Start of RECORDED INFORMATION

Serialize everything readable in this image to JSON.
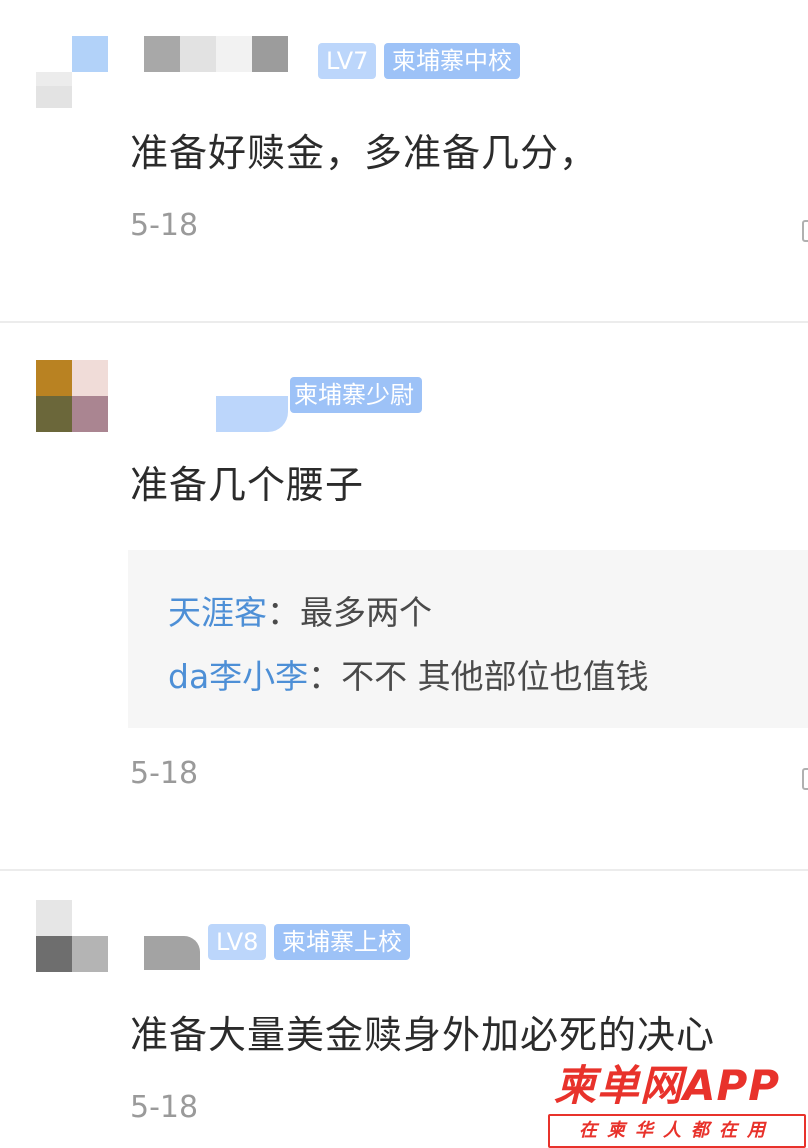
{
  "comments": [
    {
      "level": "LV7",
      "rank": "柬埔寨中校",
      "text": "准备好赎金，多准备几分，",
      "date": "5-18"
    },
    {
      "rank": "柬埔寨少尉",
      "text": "准备几个腰子",
      "replies": [
        {
          "user": "天涯客",
          "sep": "：",
          "message": "最多两个"
        },
        {
          "user": "da李小李",
          "sep": "：",
          "message": "不不 其他部位也值钱"
        }
      ],
      "date": "5-18"
    },
    {
      "level": "LV8",
      "rank": "柬埔寨上校",
      "text": "准备大量美金赎身外加必死的决心",
      "date": "5-18"
    }
  ],
  "watermark": {
    "title": "柬单网APP",
    "subtitle": "在柬华人都在用"
  },
  "colors": {
    "badge_level": "#bcd6fb",
    "badge_rank": "#9dc2f7",
    "reply_user": "#4d8fd6",
    "watermark": "#e8322b"
  }
}
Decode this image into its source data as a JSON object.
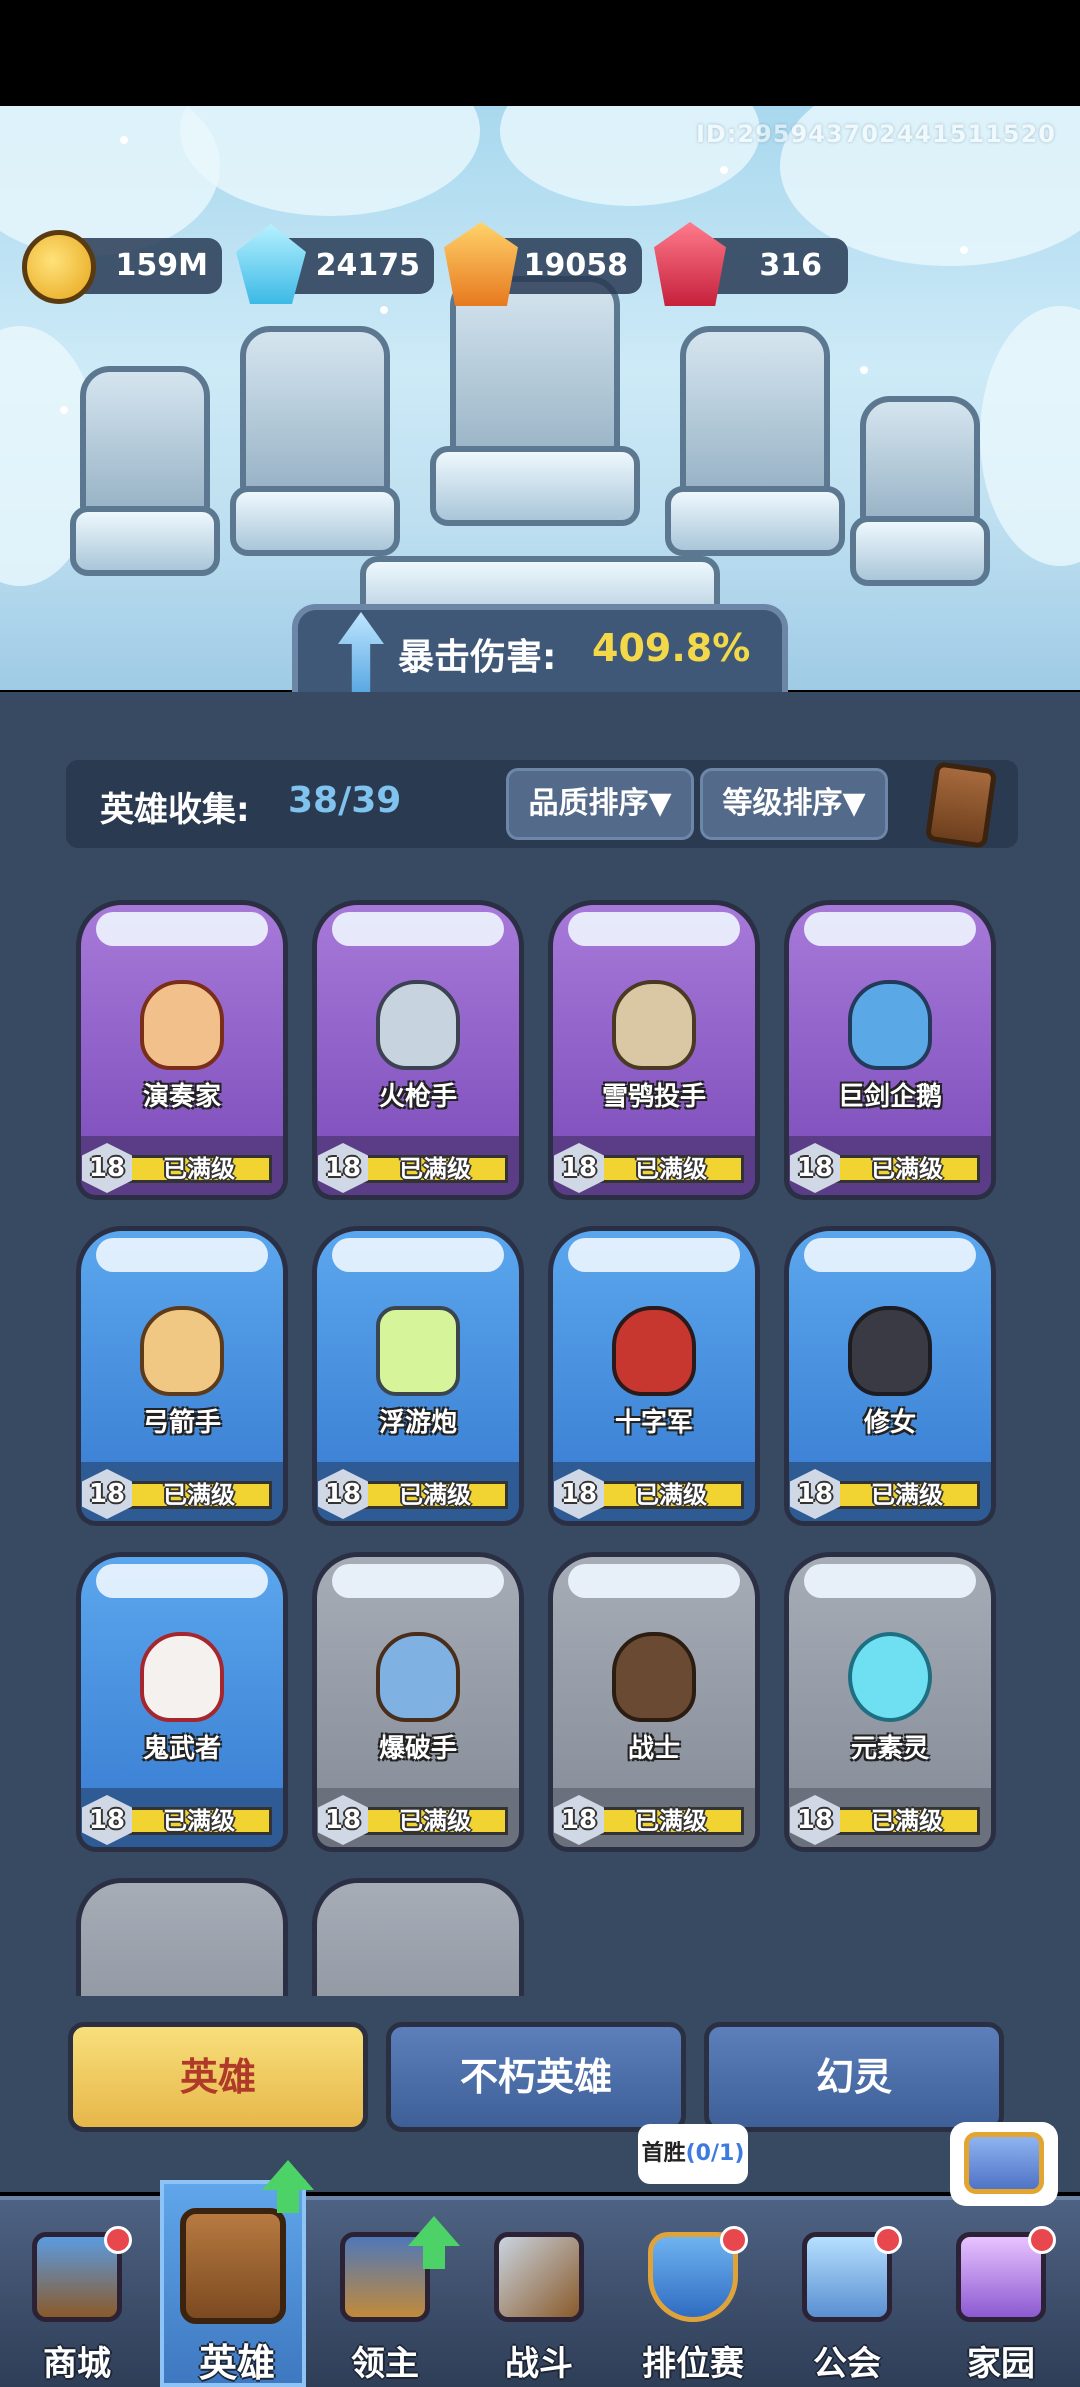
{
  "player_id": "ID:295943702441511520",
  "currencies": [
    {
      "name": "gold",
      "icon": "gold-coin-icon",
      "value": "159M",
      "color": "#f4c23a"
    },
    {
      "name": "crystal",
      "icon": "blue-crystal-icon",
      "value": "24175",
      "color": "#6fd7f2"
    },
    {
      "name": "amber",
      "icon": "orange-gem-icon",
      "value": "19058",
      "color": "#f29a2e"
    },
    {
      "name": "ruby",
      "icon": "red-gem-icon",
      "value": "316",
      "color": "#e4344a"
    }
  ],
  "crit": {
    "label": "暴击伤害:",
    "value": "409.8%"
  },
  "collection": {
    "label": "英雄收集:",
    "count": "38/39",
    "sort_quality": "品质排序▼",
    "sort_level": "等级排序▼"
  },
  "heroes": [
    {
      "name": "演奏家",
      "level": "18",
      "status": "已满级",
      "rarity": "epic"
    },
    {
      "name": "火枪手",
      "level": "18",
      "status": "已满级",
      "rarity": "epic"
    },
    {
      "name": "雪鸮投手",
      "level": "18",
      "status": "已满级",
      "rarity": "epic"
    },
    {
      "name": "巨剑企鹅",
      "level": "18",
      "status": "已满级",
      "rarity": "epic"
    },
    {
      "name": "弓箭手",
      "level": "18",
      "status": "已满级",
      "rarity": "rare"
    },
    {
      "name": "浮游炮",
      "level": "18",
      "status": "已满级",
      "rarity": "rare"
    },
    {
      "name": "十字军",
      "level": "18",
      "status": "已满级",
      "rarity": "rare"
    },
    {
      "name": "修女",
      "level": "18",
      "status": "已满级",
      "rarity": "rare"
    },
    {
      "name": "鬼武者",
      "level": "18",
      "status": "已满级",
      "rarity": "rare"
    },
    {
      "name": "爆破手",
      "level": "18",
      "status": "已满级",
      "rarity": "common"
    },
    {
      "name": "战士",
      "level": "18",
      "status": "已满级",
      "rarity": "common"
    },
    {
      "name": "元素灵",
      "level": "18",
      "status": "已满级",
      "rarity": "common"
    }
  ],
  "category_tabs": [
    {
      "label": "英雄",
      "active": true
    },
    {
      "label": "不朽英雄",
      "active": false
    },
    {
      "label": "幻灵",
      "active": false
    }
  ],
  "nav": [
    {
      "label": "商城",
      "icon": "shop-chest-icon"
    },
    {
      "label": "英雄",
      "icon": "hero-card-icon",
      "active": true
    },
    {
      "label": "领主",
      "icon": "lord-banner-icon"
    },
    {
      "label": "战斗",
      "icon": "crossed-swords-icon"
    },
    {
      "label": "排位赛",
      "icon": "ranked-shield-icon"
    },
    {
      "label": "公会",
      "icon": "guild-castle-icon"
    },
    {
      "label": "家园",
      "icon": "home-castle-icon"
    }
  ],
  "first_win": {
    "label": "首胜",
    "count": "(0/1)"
  },
  "colors": {
    "epic": "#8f5fcb",
    "rare": "#4a90e2",
    "common": "#9aa1ab",
    "max_bar": "#f1d332",
    "crit_value": "#f3d94a",
    "accent_tab": "#f1c95a"
  }
}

End of RECORDED INFORMATION

WRITTEN REQUEST. Which lines contain "image"? Show each of them.

THE RESPONSE.
Serialize everything readable in this image to JSON.
Decode this image into its source data as a JSON object.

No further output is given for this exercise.